## TASK PROMPT
Starting at the line below that contains "What's the underlying", print each line through the end of the records exactly as it appears.

Dataset items:
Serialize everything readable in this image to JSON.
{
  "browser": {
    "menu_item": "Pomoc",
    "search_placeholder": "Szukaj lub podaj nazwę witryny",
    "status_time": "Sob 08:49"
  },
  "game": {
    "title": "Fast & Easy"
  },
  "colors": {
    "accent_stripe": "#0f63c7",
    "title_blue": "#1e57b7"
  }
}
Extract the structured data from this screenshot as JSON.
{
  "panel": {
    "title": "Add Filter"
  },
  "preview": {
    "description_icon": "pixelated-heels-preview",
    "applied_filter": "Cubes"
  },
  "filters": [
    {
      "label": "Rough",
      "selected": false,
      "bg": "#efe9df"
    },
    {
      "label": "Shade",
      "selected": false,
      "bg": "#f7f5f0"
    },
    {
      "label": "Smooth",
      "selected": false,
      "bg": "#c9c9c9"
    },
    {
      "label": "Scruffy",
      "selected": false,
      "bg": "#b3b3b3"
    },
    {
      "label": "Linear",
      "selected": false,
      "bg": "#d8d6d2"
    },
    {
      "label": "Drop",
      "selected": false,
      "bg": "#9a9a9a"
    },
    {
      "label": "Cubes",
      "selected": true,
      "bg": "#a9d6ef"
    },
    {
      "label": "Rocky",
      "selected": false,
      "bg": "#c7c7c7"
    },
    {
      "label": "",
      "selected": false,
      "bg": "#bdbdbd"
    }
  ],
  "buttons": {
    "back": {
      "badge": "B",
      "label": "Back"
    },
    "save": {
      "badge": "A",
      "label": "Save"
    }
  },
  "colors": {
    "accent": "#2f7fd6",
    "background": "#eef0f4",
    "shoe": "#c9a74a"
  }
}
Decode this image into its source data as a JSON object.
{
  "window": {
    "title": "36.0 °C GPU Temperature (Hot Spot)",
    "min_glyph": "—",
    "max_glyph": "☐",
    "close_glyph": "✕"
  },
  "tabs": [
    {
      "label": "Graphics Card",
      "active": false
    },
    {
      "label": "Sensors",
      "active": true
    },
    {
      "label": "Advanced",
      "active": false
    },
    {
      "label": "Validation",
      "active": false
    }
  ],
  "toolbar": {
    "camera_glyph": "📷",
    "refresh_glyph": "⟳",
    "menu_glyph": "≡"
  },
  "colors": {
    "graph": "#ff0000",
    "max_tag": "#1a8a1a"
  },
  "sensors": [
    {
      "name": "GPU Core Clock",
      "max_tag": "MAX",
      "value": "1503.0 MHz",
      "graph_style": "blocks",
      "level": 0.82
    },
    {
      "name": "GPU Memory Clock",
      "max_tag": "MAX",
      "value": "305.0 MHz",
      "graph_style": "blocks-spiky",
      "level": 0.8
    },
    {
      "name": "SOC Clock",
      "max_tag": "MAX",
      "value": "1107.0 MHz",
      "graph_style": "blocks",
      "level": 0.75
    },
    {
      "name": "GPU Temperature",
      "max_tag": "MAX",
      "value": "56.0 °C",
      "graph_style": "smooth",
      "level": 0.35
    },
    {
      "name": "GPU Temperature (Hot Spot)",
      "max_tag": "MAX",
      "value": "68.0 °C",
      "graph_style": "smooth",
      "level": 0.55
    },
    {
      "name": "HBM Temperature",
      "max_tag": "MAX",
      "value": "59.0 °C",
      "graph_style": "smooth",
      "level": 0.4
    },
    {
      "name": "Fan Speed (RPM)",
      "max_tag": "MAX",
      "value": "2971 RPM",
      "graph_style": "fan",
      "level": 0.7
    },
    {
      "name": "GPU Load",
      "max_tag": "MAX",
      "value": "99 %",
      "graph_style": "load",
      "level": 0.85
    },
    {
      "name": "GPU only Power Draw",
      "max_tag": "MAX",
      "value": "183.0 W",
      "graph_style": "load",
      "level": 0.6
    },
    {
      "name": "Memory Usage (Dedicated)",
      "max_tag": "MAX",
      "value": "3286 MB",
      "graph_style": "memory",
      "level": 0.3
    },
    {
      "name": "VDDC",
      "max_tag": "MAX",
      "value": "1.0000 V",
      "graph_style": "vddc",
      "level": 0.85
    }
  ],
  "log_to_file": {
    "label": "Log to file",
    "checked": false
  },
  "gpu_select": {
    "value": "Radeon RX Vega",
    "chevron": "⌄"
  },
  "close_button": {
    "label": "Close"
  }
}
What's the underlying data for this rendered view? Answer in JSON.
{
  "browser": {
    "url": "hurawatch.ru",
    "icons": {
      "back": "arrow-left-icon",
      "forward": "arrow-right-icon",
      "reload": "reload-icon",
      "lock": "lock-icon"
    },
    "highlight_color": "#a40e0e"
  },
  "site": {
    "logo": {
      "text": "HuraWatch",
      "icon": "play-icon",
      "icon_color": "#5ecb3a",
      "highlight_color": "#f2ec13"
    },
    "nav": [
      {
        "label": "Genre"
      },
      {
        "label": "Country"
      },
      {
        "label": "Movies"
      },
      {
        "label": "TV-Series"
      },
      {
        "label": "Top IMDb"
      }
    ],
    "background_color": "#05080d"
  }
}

## EXERCISE RESPONSE
What's the underlying data for this rendered view? Answer in JSON.
{
  "browser": {
    "url": "hurawatch.ru",
    "icons": {
      "back": "arrow-left-icon",
      "forward": "arrow-right-icon",
      "reload": "reload-icon",
      "lock": "lock-icon"
    },
    "highlight_color": "#a40e0e"
  },
  "site": {
    "logo": {
      "text": "HuraWatch",
      "icon": "play-icon",
      "icon_color": "#5ecb3a",
      "highlight_color": "#f2ec13"
    },
    "nav": [
      {
        "label": "Genre"
      },
      {
        "label": "Country"
      },
      {
        "label": "Movies"
      },
      {
        "label": "TV-Series"
      },
      {
        "label": "Top IMDb"
      }
    ],
    "background_color": "#05080d"
  }
}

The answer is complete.